* _Material provided_
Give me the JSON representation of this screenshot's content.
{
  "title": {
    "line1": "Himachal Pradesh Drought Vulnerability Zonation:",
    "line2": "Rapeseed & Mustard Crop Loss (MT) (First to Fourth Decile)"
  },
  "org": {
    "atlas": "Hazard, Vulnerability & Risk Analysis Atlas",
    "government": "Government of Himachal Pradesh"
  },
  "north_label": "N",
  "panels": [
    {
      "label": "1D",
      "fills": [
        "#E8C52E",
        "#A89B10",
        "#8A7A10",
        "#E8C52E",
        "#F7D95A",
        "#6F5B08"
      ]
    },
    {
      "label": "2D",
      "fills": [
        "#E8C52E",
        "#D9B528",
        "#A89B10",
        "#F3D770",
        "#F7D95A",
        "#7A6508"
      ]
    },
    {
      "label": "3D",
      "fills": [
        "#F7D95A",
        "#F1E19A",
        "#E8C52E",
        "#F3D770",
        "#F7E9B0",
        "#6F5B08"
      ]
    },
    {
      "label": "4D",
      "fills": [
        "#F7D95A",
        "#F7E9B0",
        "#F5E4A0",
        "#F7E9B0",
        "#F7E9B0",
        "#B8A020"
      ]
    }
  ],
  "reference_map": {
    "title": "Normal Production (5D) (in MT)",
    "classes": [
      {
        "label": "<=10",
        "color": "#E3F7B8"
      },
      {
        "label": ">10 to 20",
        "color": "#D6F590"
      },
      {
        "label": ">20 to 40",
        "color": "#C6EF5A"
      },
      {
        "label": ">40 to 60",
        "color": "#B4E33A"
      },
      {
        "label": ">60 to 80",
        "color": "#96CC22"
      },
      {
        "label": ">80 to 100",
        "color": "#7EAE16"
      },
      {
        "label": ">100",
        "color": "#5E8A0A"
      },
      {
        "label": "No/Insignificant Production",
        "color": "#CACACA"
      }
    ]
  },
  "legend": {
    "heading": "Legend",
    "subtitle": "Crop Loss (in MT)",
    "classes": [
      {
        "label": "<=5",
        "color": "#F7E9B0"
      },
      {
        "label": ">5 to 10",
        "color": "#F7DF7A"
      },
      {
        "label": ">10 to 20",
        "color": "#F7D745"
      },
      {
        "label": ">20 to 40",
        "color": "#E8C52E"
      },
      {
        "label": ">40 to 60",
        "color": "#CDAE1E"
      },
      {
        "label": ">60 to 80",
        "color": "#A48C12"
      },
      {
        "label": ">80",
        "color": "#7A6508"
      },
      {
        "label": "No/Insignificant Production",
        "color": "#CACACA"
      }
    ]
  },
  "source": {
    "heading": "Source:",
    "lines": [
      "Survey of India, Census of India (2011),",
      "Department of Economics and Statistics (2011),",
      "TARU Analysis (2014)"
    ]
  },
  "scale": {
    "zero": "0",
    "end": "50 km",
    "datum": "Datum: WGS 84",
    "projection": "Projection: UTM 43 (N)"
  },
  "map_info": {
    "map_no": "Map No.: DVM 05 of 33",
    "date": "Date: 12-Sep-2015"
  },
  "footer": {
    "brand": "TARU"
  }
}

* _Instructions for the task_
Collect every line with the string "Himachal" from the records, and copy each.

* _Output below_
    "line1": "Himachal Pradesh Drought Vulnerability Zonation:",
    "government": "Government of Himachal Pradesh"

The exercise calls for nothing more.